What follows is a set of records; restate each one word for word and drop the pictures.

★ ★ ★ ★

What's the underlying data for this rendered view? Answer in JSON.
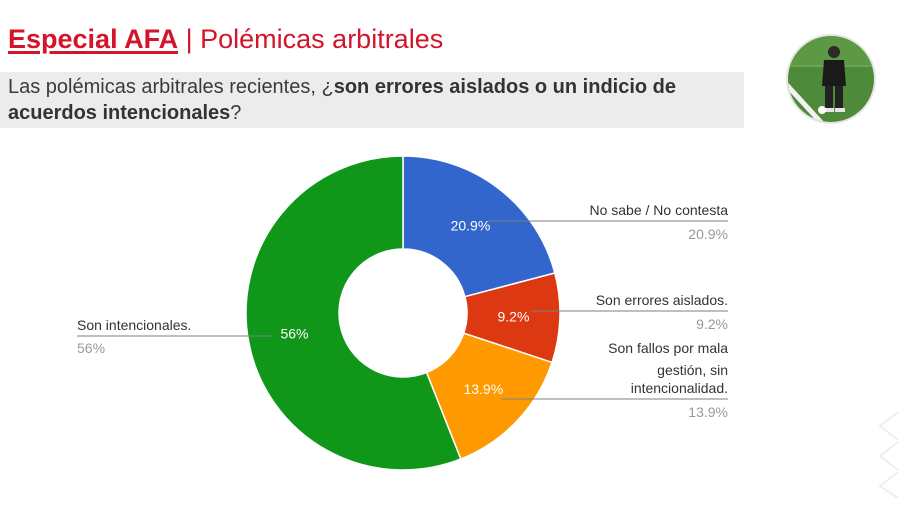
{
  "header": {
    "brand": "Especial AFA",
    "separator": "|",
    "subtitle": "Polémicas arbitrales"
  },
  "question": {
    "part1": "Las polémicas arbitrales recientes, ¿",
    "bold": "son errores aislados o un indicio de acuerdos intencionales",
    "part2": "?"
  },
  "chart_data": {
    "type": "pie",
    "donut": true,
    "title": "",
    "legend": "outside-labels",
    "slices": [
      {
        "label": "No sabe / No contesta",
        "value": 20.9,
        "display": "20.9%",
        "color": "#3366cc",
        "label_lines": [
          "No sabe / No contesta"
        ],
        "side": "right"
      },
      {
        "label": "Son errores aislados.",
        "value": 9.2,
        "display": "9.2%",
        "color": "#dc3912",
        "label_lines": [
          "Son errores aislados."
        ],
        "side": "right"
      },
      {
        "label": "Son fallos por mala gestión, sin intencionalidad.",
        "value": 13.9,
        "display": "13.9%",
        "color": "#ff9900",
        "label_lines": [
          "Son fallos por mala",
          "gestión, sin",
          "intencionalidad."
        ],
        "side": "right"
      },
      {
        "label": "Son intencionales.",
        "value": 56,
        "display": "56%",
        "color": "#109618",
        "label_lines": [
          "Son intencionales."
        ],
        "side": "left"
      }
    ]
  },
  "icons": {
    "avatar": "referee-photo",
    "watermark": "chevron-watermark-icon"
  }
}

★ ★ ★ ★

**Solution:**
What's the underlying data for this rendered view? Answer in JSON.
{
  "header": {
    "brand": "Especial AFA",
    "separator": "|",
    "subtitle": "Polémicas arbitrales"
  },
  "question": {
    "part1": "Las polémicas arbitrales recientes, ¿",
    "bold": "son errores aislados o un indicio de acuerdos intencionales",
    "part2": "?"
  },
  "chart_data": {
    "type": "pie",
    "donut": true,
    "title": "",
    "legend": "outside-labels",
    "slices": [
      {
        "label": "No sabe / No contesta",
        "value": 20.9,
        "display": "20.9%",
        "color": "#3366cc",
        "label_lines": [
          "No sabe / No contesta"
        ],
        "side": "right"
      },
      {
        "label": "Son errores aislados.",
        "value": 9.2,
        "display": "9.2%",
        "color": "#dc3912",
        "label_lines": [
          "Son errores aislados."
        ],
        "side": "right"
      },
      {
        "label": "Son fallos por mala gestión, sin intencionalidad.",
        "value": 13.9,
        "display": "13.9%",
        "color": "#ff9900",
        "label_lines": [
          "Son fallos por mala",
          "gestión, sin",
          "intencionalidad."
        ],
        "side": "right"
      },
      {
        "label": "Son intencionales.",
        "value": 56,
        "display": "56%",
        "color": "#109618",
        "label_lines": [
          "Son intencionales."
        ],
        "side": "left"
      }
    ]
  },
  "icons": {
    "avatar": "referee-photo",
    "watermark": "chevron-watermark-icon"
  }
}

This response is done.